● THE TASK
The records should be written out in full, with nothing altered.

(Dataset records)
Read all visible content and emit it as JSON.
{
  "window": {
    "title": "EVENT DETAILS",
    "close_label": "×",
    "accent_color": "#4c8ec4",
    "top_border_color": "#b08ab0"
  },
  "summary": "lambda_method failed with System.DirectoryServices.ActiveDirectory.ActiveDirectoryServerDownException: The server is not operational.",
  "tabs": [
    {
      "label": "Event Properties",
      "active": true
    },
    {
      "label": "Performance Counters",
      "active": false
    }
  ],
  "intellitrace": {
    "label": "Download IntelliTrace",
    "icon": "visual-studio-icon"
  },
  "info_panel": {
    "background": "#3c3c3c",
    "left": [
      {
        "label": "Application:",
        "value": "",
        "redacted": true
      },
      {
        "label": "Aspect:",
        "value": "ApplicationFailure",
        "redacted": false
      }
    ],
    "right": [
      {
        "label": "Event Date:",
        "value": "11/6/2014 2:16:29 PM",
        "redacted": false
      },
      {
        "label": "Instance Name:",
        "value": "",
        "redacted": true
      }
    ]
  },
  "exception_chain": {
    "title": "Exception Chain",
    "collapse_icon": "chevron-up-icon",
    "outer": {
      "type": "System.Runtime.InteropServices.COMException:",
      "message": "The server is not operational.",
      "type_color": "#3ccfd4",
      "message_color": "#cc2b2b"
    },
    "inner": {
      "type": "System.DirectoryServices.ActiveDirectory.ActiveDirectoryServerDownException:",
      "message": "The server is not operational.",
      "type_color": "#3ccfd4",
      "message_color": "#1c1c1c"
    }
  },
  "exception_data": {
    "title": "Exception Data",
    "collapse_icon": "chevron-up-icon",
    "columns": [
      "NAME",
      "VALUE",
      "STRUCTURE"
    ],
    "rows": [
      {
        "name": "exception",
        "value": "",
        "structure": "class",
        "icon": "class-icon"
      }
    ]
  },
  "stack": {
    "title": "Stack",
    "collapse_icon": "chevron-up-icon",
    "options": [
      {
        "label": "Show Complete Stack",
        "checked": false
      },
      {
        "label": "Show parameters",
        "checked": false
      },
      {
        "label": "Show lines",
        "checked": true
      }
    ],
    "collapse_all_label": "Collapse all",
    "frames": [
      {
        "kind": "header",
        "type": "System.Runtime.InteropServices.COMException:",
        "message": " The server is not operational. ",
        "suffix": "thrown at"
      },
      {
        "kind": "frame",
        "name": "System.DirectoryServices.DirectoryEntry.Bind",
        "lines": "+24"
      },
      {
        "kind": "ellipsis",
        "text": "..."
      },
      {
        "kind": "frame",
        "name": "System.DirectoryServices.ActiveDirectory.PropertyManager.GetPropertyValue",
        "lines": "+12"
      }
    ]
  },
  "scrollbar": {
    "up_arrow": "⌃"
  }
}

● ANSWER FOR THIS EXERCISE
Read all visible content and emit it as JSON.
{
  "window": {
    "title": "EVENT DETAILS",
    "close_label": "×",
    "accent_color": "#4c8ec4",
    "top_border_color": "#b08ab0"
  },
  "summary": "lambda_method failed with System.DirectoryServices.ActiveDirectory.ActiveDirectoryServerDownException: The server is not operational.",
  "tabs": [
    {
      "label": "Event Properties",
      "active": true
    },
    {
      "label": "Performance Counters",
      "active": false
    }
  ],
  "intellitrace": {
    "label": "Download IntelliTrace",
    "icon": "visual-studio-icon"
  },
  "info_panel": {
    "background": "#3c3c3c",
    "left": [
      {
        "label": "Application:",
        "value": "",
        "redacted": true
      },
      {
        "label": "Aspect:",
        "value": "ApplicationFailure",
        "redacted": false
      }
    ],
    "right": [
      {
        "label": "Event Date:",
        "value": "11/6/2014 2:16:29 PM",
        "redacted": false
      },
      {
        "label": "Instance Name:",
        "value": "",
        "redacted": true
      }
    ]
  },
  "exception_chain": {
    "title": "Exception Chain",
    "collapse_icon": "chevron-up-icon",
    "outer": {
      "type": "System.Runtime.InteropServices.COMException:",
      "message": "The server is not operational.",
      "type_color": "#3ccfd4",
      "message_color": "#cc2b2b"
    },
    "inner": {
      "type": "System.DirectoryServices.ActiveDirectory.ActiveDirectoryServerDownException:",
      "message": "The server is not operational.",
      "type_color": "#3ccfd4",
      "message_color": "#1c1c1c"
    }
  },
  "exception_data": {
    "title": "Exception Data",
    "collapse_icon": "chevron-up-icon",
    "columns": [
      "NAME",
      "VALUE",
      "STRUCTURE"
    ],
    "rows": [
      {
        "name": "exception",
        "value": "",
        "structure": "class",
        "icon": "class-icon"
      }
    ]
  },
  "stack": {
    "title": "Stack",
    "collapse_icon": "chevron-up-icon",
    "options": [
      {
        "label": "Show Complete Stack",
        "checked": false
      },
      {
        "label": "Show parameters",
        "checked": false
      },
      {
        "label": "Show lines",
        "checked": true
      }
    ],
    "collapse_all_label": "Collapse all",
    "frames": [
      {
        "kind": "header",
        "type": "System.Runtime.InteropServices.COMException:",
        "message": " The server is not operational. ",
        "suffix": "thrown at"
      },
      {
        "kind": "frame",
        "name": "System.DirectoryServices.DirectoryEntry.Bind",
        "lines": "+24"
      },
      {
        "kind": "ellipsis",
        "text": "..."
      },
      {
        "kind": "frame",
        "name": "System.DirectoryServices.ActiveDirectory.PropertyManager.GetPropertyValue",
        "lines": "+12"
      }
    ]
  },
  "scrollbar": {
    "up_arrow": "⌃"
  }
}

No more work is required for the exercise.